TASK TO CARRY OUT
Reproduce each line that includes the word "niet".

AVAILABLE RECORDS
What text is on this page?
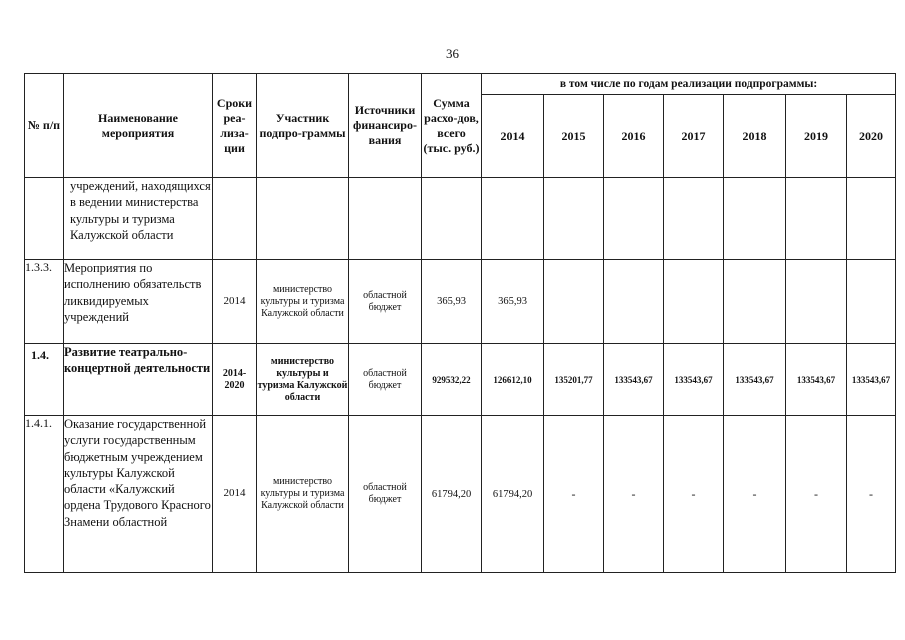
36
№ п/п	Наименование мероприятия	Сроки реа-лиза-ции	Участник подпро-граммы	Источники финансиро-вания	Сумма расхо-дов, всего (тыс. руб.)	в том числе по годам реализации подпрограммы:						
						2014	2015	2016	2017	2018	2019	2020
	учреждений, находящихся в ведении министерства культуры и туризма Калужской области											
1.3.3.	Мероприятия по исполнению обязательств ликвидируемых учреждений	2014	министерство культуры и туризма Калужской области	областной бюджет	365,93	365,93						
1.4.	Развитие театрально-концертной деятельности	2014-2020	министерство культуры и туризма Калужской области	областной бюджет	929532,22	126612,10	135201,77	133543,67	133543,67	133543,67	133543,67	133543,67
1.4.1.	Оказание государственной услуги государственным бюджетным учреждением культуры Калужской области «Калужский ордена Трудового Красного Знамени областной	2014	министерство культуры и туризма Калужской области	областной бюджет	61794,20	61794,20	-	-	-	-	-	-
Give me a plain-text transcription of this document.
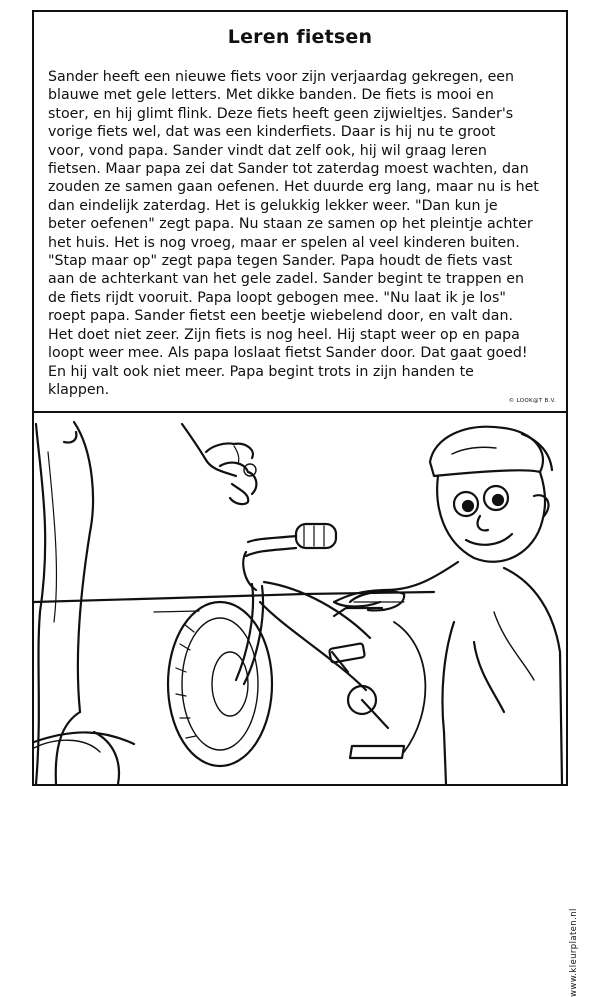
Leren fietsen
Sander heeft een nieuwe fiets voor zijn verjaardag gekregen, een
blauwe met gele letters. Met dikke banden. De fiets is mooi en
stoer, en hij glimt flink. Deze fiets heeft geen zijwieltjes. Sander's
vorige fiets wel, dat was een kinderfiets. Daar is hij nu te groot
voor, vond papa. Sander vindt dat zelf ook, hij wil graag leren
fietsen. Maar papa zei dat Sander tot zaterdag moest wachten, dan
zouden ze samen gaan oefenen. Het duurde erg lang, maar nu is het
dan eindelijk zaterdag. Het is gelukkig lekker weer. "Dan kun je
beter oefenen" zegt papa. Nu staan ze samen op het pleintje achter
het huis. Het is nog vroeg, maar er spelen al veel kinderen buiten.
"Stap maar op" zegt papa tegen Sander. Papa houdt de fiets vast
aan de achterkant van het gele zadel. Sander begint te trappen en
de fiets rijdt vooruit. Papa loopt gebogen mee. "Nu laat ik je los"
roept papa. Sander fietst een beetje wiebelend door, en valt dan.
Het doet niet zeer. Zijn fiets is nog heel. Hij stapt weer op en papa
loopt weer mee. Als papa loslaat fietst Sander door. Dat gaat goed!
En hij valt ook niet meer. Papa begint trots in zijn handen te
klappen.
© LOOK@T B.V.
www.kleurplaten.nl
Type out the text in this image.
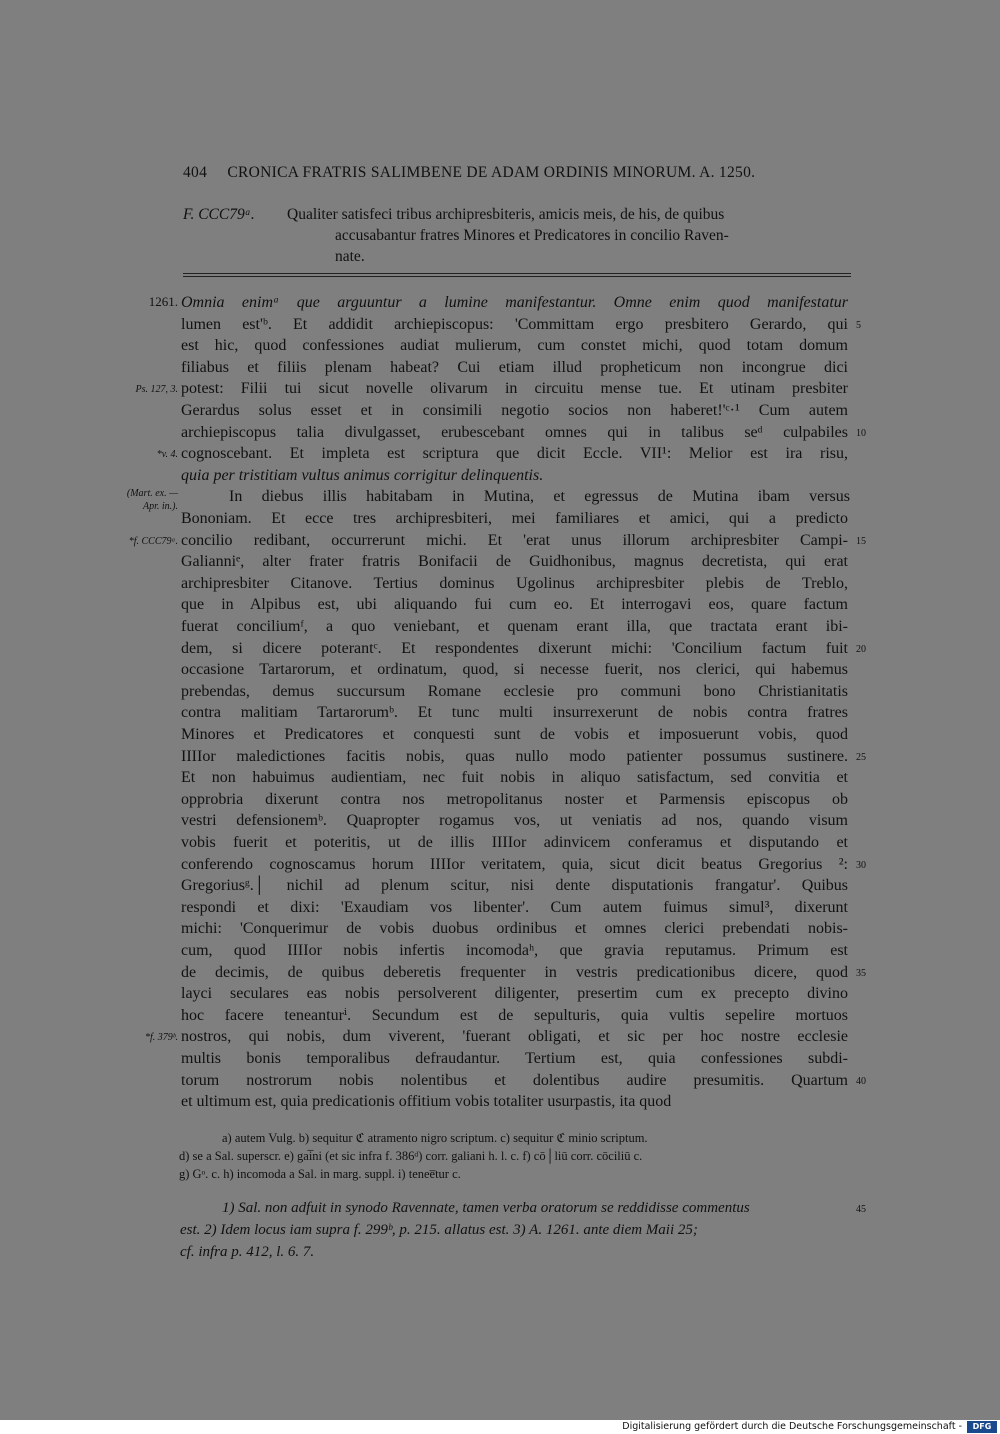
404 CRONICA FRATRIS SALIMBENE DE ADAM ORDINIS MINORUM. A. 1250.
F. CCC79ᵃ. Qualiter satisfeci tribus archipresbiteris, amicis meis, de his, de quibus
accusabantur fratres Minores et Predicatores in concilio Raven-
nate.
Omnia enimᵃ que arguuntur a lumine manifestantur. Omne enim quod manifestatur
lumen est'ᵇ. Et addidit archiepiscopus: 'Committam ergo presbitero Gerardo, qui
est hic, quod confessiones audiat mulierum, cum constet michi, quod totam domum
filiabus et filiis plenam habeat? Cui etiam illud propheticum non incongrue dici
potest: Filii tui sicut novelle olivarum in circuitu mense tue. Et utinam presbiter
Gerardus solus esset et in consimili negotio socios non haberet!'ᶜ·¹ Cum autem
archiepiscopus talia divulgasset, erubescebant omnes qui in talibus seᵈ culpabiles
cognoscebant. Et impleta est scriptura que dicit Eccle. VII¹: Melior est ira risu,
quia per tristitiam vultus animus corrigitur delinquentis.
In diebus illis habitabam in Mutina, et egressus de Mutina ibam versus
Bononiam. Et ecce tres archipresbiteri, mei familiares et amici, qui a predicto
concilio redibant, occurrerunt michi. Et 'erat unus illorum archipresbiter Campi-
Galianniᵉ, alter frater fratris Bonifacii de Guidhonibus, magnus decretista, qui erat
archipresbiter Citanove. Tertius dominus Ugolinus archipresbiter plebis de Treblo,
que in Alpibus est, ubi aliquando fui cum eo. Et interrogavi eos, quare factum
fuerat conciliumᶠ, a quo veniebant, et quenam erant illa, que tractata erant ibi-
dem, si dicere poterantᶜ. Et respondentes dixerunt michi: 'Concilium factum fuit
occasione Tartarorum, et ordinatum, quod, si necesse fuerit, nos clerici, qui habemus
prebendas, demus succursum Romane ecclesie pro communi bono Christianitatis
contra malitiam Tartarorumᵇ. Et tunc multi insurrexerunt de nobis contra fratres
Minores et Predicatores et conquesti sunt de vobis et imposuerunt vobis, quod
IIIIor maledictiones facitis nobis, quas nullo modo patienter possumus sustinere.
Et non habuimus audientiam, nec fuit nobis in aliquo satisfactum, sed convitia et
opprobria dixerunt contra nos metropolitanus noster et Parmensis episcopus ob
vestri defensionemᵇ. Quapropter rogamus vos, ut veniatis ad nos, quando visum
vobis fuerit et poteritis, ut de illis IIIIor adinvicem conferamus et disputando et
conferendo cognoscamus horum IIIIor veritatem, quia, sicut dicit beatus Gregorius ²:
Gregoriusᵍ.│ nichil ad plenum scitur, nisi dente disputationis frangatur'. Quibus
respondi et dixi: 'Exaudiam vos libenter'. Cum autem fuimus simul³, dixerunt
michi: 'Conquerimur de vobis duobus ordinibus et omnes clerici prebendati nobis-
cum, quod IIIIor nobis infertis incomodaʰ, que gravia reputamus. Primum est
de decimis, de quibus deberetis frequenter in vestris predicationibus dicere, quod
layci seculares eas nobis persolverent diligenter, presertim cum ex precepto divino
hoc facere teneanturⁱ. Secundum est de sepulturis, quia vultis sepelire mortuos
nostros, qui nobis, dum viverent, 'fuerant obligati, et sic per hoc nostre ecclesie
multis bonis temporalibus defraudantur. Tertium est, quia confessiones subdi-
torum nostrorum nobis nolentibus et dolentibus audire presumitis. Quartum
et ultimum est, quia predicationis offitium vobis totaliter usurpastis, ita quod
1261.
Ps. 127, 3.
*v. 4.
(Mart. ex. —
Apr. in.).
*f. CCC79ᵃ.
*f. 379ᵇ.
5
10
15
20
25
30
35
40
a) autem Vulg. b) sequitur ℭ atramento nigro scriptum. c) sequitur ℭ minio scriptum.
d) se a Sal. superscr. e) gai̅ni (et sic infra f. 386ᵈ) corr. galiani h. l. c. f) cō│liū corr. cōciliū c.
g) Gᵒ. c. h) incomoda a Sal. in marg. suppl. i) tenee̅tur c.
1) Sal. non adfuit in synodo Ravennate, tamen verba oratorum se reddidisse commentus
est. 2) Idem locus iam supra f. 299ᵇ, p. 215. allatus est. 3) A. 1261. ante diem Maii 25;
cf. infra p. 412, l. 6. 7.
45
Digitalisierung gefördert durch die Deutsche Forschungsgemeinschaft -	DFG
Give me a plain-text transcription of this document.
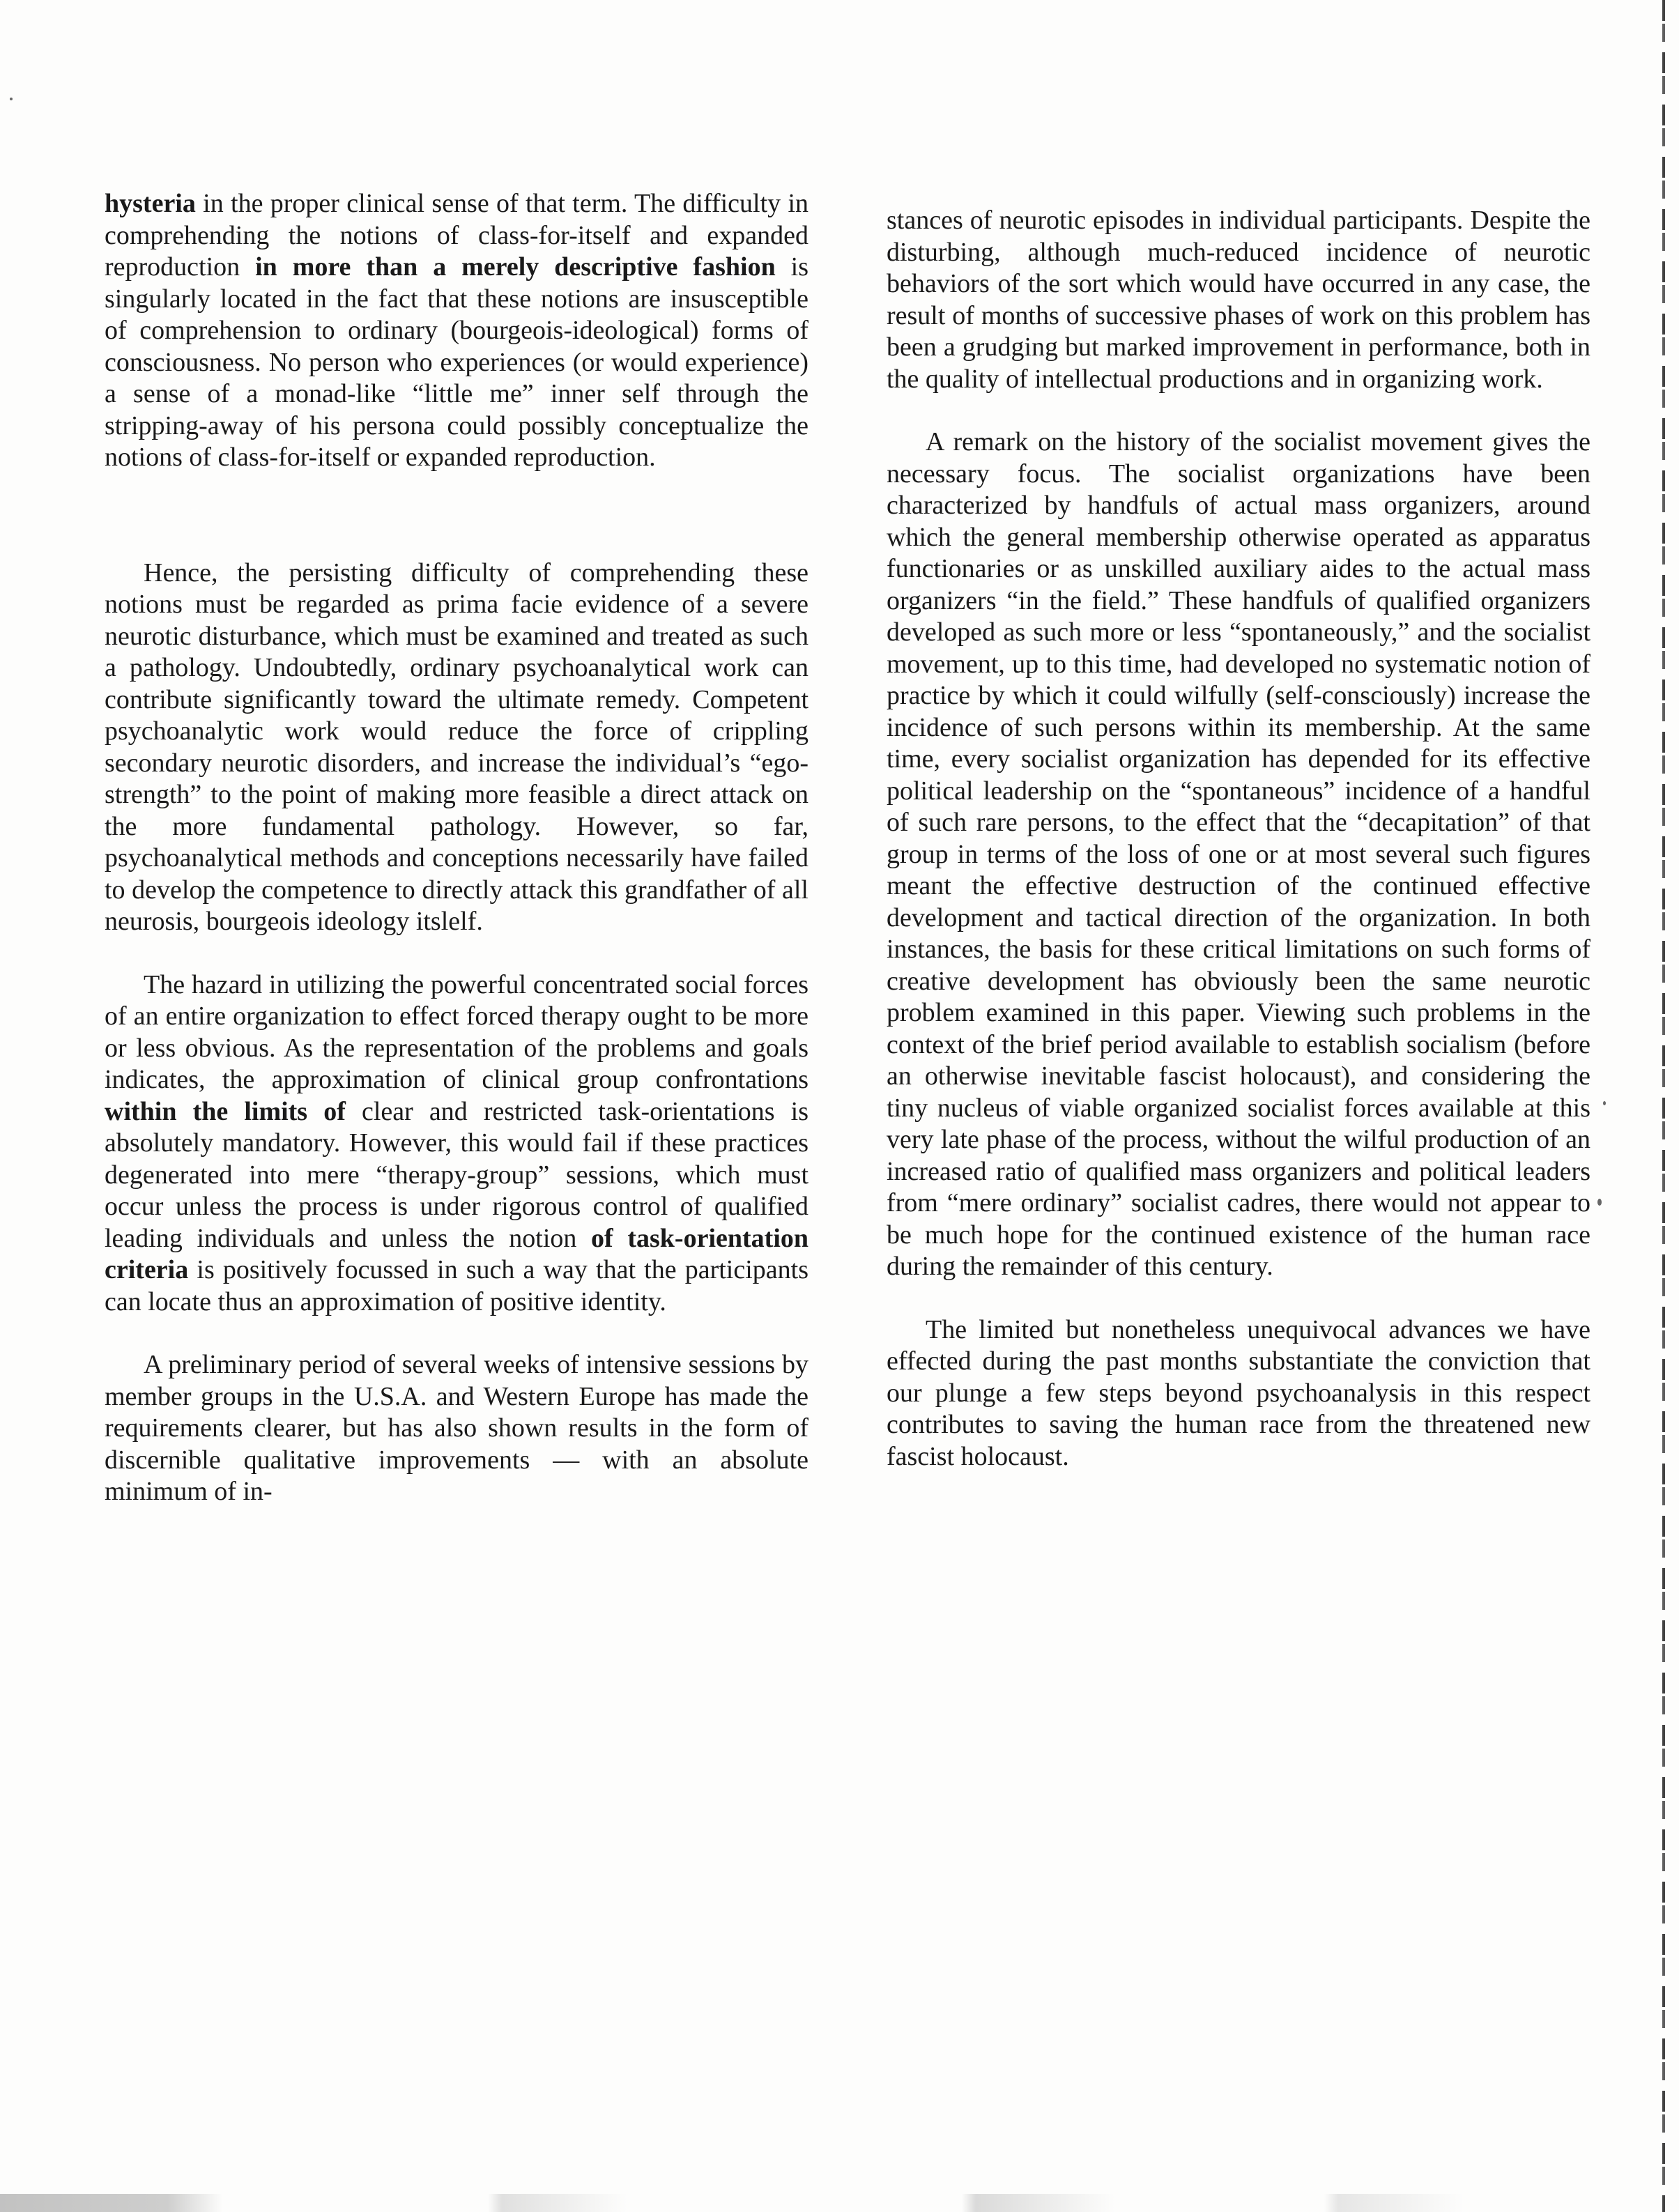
hysteria in the proper clinical sense of that term. The difficulty in comprehending the notions of class-for-itself and expanded reproduction in more than a merely descriptive fashion is singularly located in the fact that these notions are insusceptible of comprehension to ordinary (bourgeois-ideological) forms of consciousness. No person who experiences (or would experience) a sense of a monad-like “little me” inner self through the stripping-away of his persona could possibly conceptualize the notions of class-for-itself or expanded reproduction.

Hence, the persisting difficulty of comprehending these notions must be regarded as prima facie evidence of a severe neurotic disturbance, which must be examined and treated as such a pathology. Undoubtedly, ordinary psychoanalytical work can contribute significantly toward the ultimate remedy. Competent psychoanalytic work would reduce the force of crippling secondary neurotic disorders, and increase the individual’s “ego-strength” to the point of making more feasible a direct attack on the more fundamental pathology. However, so far, psychoanalytical methods and conceptions necessarily have failed to develop the competence to directly attack this grandfather of all neurosis, bourgeois ideology itslelf.

The hazard in utilizing the powerful concentrated social forces of an entire organization to effect forced therapy ought to be more or less obvious. As the representation of the problems and goals indicates, the approximation of clinical group confrontations within the limits of clear and restricted task-orientations is absolutely mandatory. However, this would fail if these practices degenerated into mere “therapy-group” sessions, which must occur unless the process is under rigorous control of qualified leading individuals and unless the notion of task-orientation criteria is positively focussed in such a way that the participants can locate thus an approximation of positive identity.

A preliminary period of several weeks of intensive sessions by member groups in the U.S.A. and Western Europe has made the requirements clearer, but has also shown results in the form of discernible qualitative improvements — with an absolute minimum of in-

stances of neurotic episodes in individual participants. Despite the disturbing, although much-reduced incidence of neurotic behaviors of the sort which would have occurred in any case, the result of months of successive phases of work on this problem has been a grudging but marked improvement in performance, both in the quality of intellectual productions and in organizing work.

A remark on the history of the socialist movement gives the necessary focus. The socialist organizations have been characterized by handfuls of actual mass organizers, around which the general membership otherwise operated as apparatus functionaries or as unskilled auxiliary aides to the actual mass organizers “in the field.” These handfuls of qualified organizers developed as such more or less “spontaneously,” and the socialist movement, up to this time, had developed no systematic notion of practice by which it could wilfully (self-consciously) increase the incidence of such persons within its membership. At the same time, every socialist organization has depended for its effective political leadership on the “spontaneous” incidence of a handful of such rare persons, to the effect that the “decapitation” of that group in terms of the loss of one or at most several such figures meant the effective destruction of the continued effective development and tactical direction of the organization. In both instances, the basis for these critical limitations on such forms of creative development has obviously been the same neurotic problem examined in this paper. Viewing such problems in the context of the brief period available to establish socialism (before an otherwise inevitable fascist holocaust), and considering the tiny nucleus of viable organized socialist forces available at this very late phase of the process, without the wilful production of an increased ratio of qualified mass organizers and political leaders from “mere ordinary” socialist cadres, there would not appear to be much hope for the continued existence of the human race during the remainder of this century.

The limited but nonetheless unequivocal advances we have effected during the past months substantiate the conviction that our plunge a few steps beyond psychoanalysis in this respect contributes to saving the human race from the threatened new fascist holocaust.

SOLUTION FOR THIS EXERCISE
Het doet niet zeer. Zijn fiets is nog heel. Hij stapt weer op en papa
En hij valt ook niet meer. Papa begint trots in zijn handen te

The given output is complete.